- [Objetivo declarado]: No texto sobre programas sociais e alimentação, qual é o teto de renda per capita para se ter direito à ajuda do governo?

- [Texto fornecido]:
Programas sociais não deviam exigir contrapartida
A professora Lena Lavinas alerta que, hoje, o eixo dos programas federais, agrupados agora no Bolsa-Família, passa pelo combate à fome por meio de contrapartidas sociais. Esse modelo, vigente ao longo da era Fernando Henrique Cardoso e mantido na gestão Lula, provoca distorções, segundo Lena.
Exemplo: o teto de renda per capita para se ter direito à ajuda do governo é de R$ 90; um pequeno aumento salarial do chefe da família pode causar sua exclusão.
Ao longo dos anos 90, segundo dados do livro da pesquisadora, apesar da estabilização econômica, houve pouca oscilação na capacidade da população mais pobre de aspirar a uma dieta mínima aceitável conforme os padrões internacionais (2.266 quilo-calorias por dia). Na faixa dos 10% mais pobres, em todas as regiões metropolitanas, todos estão abaixo do nível ideal de consumo. Na Grande Recife, onde o quadro é mais dramático, a dieta média reúne menos de um sexto das calorias necessárias.
Lena acrescenta que mesmo as camadas mais pobres da população que conseguem consumir o mínimo de calorias diárias geralmente se alimentam mal, ou seja, comem carboidratos (massas, arroz, batatas) demais, e proteínas (carnes), vitaminas e sais minerais de menos.
- Por isso, a obesidade é cada vez maior entre os mais pobres - aponta a economista, que vê na desoneração dos alimentos básicos um avanço. - O impacto relativo dos impostos cresce à medida que a renda diminui. Mas a questão é: que produtos devem ser desonerados? Só arroz e feijão? Por que não carne e laticínios? - questiona.
Uma estimativa: garantir três refeições decentes por dia para todos os brasileiros que passam fome, como sonha o presidente Lula, custaria R$ 8,5 bilhões por ano. Pouco mais do que o país paga em juros da dívida pública a cada mês.

Colheita dobrou em doze anos
O fantasma do desabastecimento, que rondou tantos planos de estabilização econômica em outros anos, foi definitivamente afastado pela desvalorização cambial. Com o real mais fraco, em apenas cinco anos o Brasil deixou de ser um importador de alimentos como trigo e arroz para se tornar um dos maiores exportadores de alimentos do planeta.
- O setor agrícola está fazendo a sua parte. O Brasil hoje é competitivo - afirma a professora Ignez Vidigal Lopes, do Instituto Brasileiro de Economia da Fundação Getúlio Vargas (Ibre/FGV).
De fato, a safra agrícola cresceu 106%, de 57 milhões de toneladas em 1990/91, para 119 milhões de toneladas em 2003/2004. Isso se deu, principalmente, com aumento de produtividade, propiciado pelo real fraco e pelos avanços tecnológicos. A área total cultivada cresceu no mesmo período apenas 24%, de 37,8 milhões de hectares para 46,9 milhões de hectares. Com a revolução verde, as exportações agrícolas saltaram de US$ 20,6 bilhões em 2000 para US$ 35,5 bilhões este ano, só de janeiro a julho.

- [Trecho de dados]:
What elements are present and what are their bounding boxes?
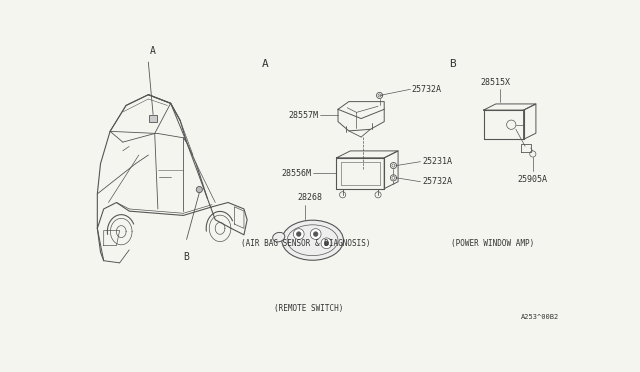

- [Em resposta]: O teto é de R$ 90 por pessoa.